What you have to do: Write out the entire listing below exactly, with the pictures left out.
--- Begin Input records ---
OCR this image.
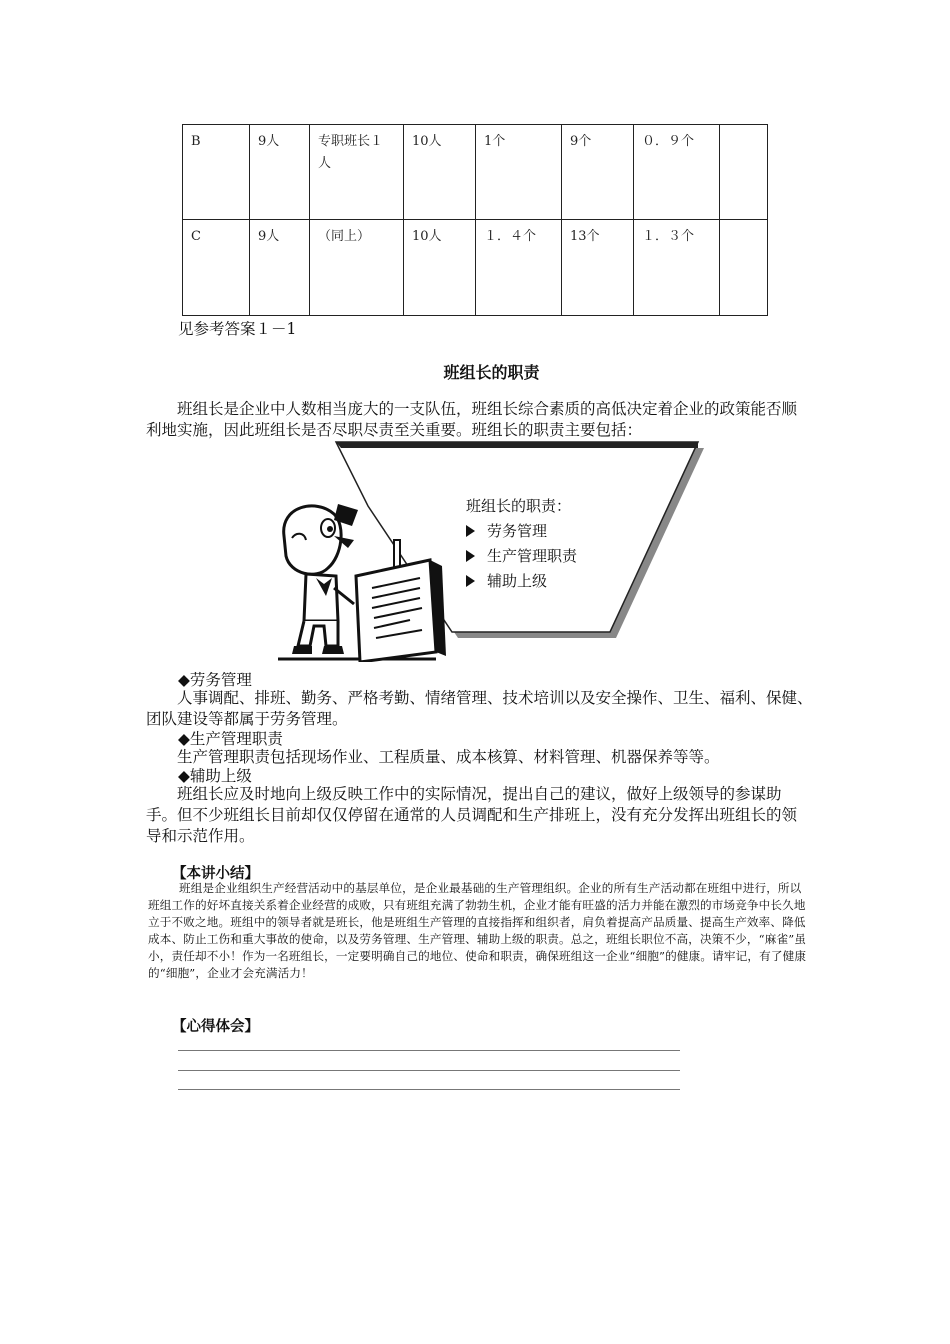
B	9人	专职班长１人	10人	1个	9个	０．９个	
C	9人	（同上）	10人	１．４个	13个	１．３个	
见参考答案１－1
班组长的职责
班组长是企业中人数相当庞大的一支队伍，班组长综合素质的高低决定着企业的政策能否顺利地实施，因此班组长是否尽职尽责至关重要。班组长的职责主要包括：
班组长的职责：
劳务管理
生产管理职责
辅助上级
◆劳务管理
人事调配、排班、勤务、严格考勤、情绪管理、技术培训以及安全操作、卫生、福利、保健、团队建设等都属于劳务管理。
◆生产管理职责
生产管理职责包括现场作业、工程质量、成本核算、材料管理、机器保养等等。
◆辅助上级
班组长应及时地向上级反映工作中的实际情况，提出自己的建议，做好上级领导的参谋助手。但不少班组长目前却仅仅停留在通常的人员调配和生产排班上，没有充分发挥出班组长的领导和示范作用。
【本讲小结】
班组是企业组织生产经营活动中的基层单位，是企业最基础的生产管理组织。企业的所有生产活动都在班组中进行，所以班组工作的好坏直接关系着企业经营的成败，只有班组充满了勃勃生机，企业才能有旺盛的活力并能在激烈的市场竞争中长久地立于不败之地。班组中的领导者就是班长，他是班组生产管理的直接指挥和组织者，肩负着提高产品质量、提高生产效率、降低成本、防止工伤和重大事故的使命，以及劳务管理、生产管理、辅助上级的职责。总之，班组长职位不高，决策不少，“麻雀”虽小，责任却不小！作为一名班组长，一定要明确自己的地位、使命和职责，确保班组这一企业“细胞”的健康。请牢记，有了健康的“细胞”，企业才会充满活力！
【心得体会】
--- End Input records ---
Result for this exercise:
OCR this image.
B	9人	专职班长１人	10人	1个	9个	０．９个	
C	9人	（同上）	10人	１．４个	13个	１．３个	
见参考答案１－1
班组长的职责
班组长是企业中人数相当庞大的一支队伍，班组长综合素质的高低决定着企业的政策能否顺利地实施，因此班组长是否尽职尽责至关重要。班组长的职责主要包括：
班组长的职责：
劳务管理
生产管理职责
辅助上级
◆劳务管理
人事调配、排班、勤务、严格考勤、情绪管理、技术培训以及安全操作、卫生、福利、保健、团队建设等都属于劳务管理。
◆生产管理职责
生产管理职责包括现场作业、工程质量、成本核算、材料管理、机器保养等等。
◆辅助上级
班组长应及时地向上级反映工作中的实际情况，提出自己的建议，做好上级领导的参谋助手。但不少班组长目前却仅仅停留在通常的人员调配和生产排班上，没有充分发挥出班组长的领导和示范作用。
【本讲小结】
班组是企业组织生产经营活动中的基层单位，是企业最基础的生产管理组织。企业的所有生产活动都在班组中进行，所以班组工作的好坏直接关系着企业经营的成败，只有班组充满了勃勃生机，企业才能有旺盛的活力并能在激烈的市场竞争中长久地立于不败之地。班组中的领导者就是班长，他是班组生产管理的直接指挥和组织者，肩负着提高产品质量、提高生产效率、降低成本、防止工伤和重大事故的使命，以及劳务管理、生产管理、辅助上级的职责。总之，班组长职位不高，决策不少，“麻雀”虽小，责任却不小！作为一名班组长，一定要明确自己的地位、使命和职责，确保班组这一企业“细胞”的健康。请牢记，有了健康的“细胞”，企业才会充满活力！
【心得体会】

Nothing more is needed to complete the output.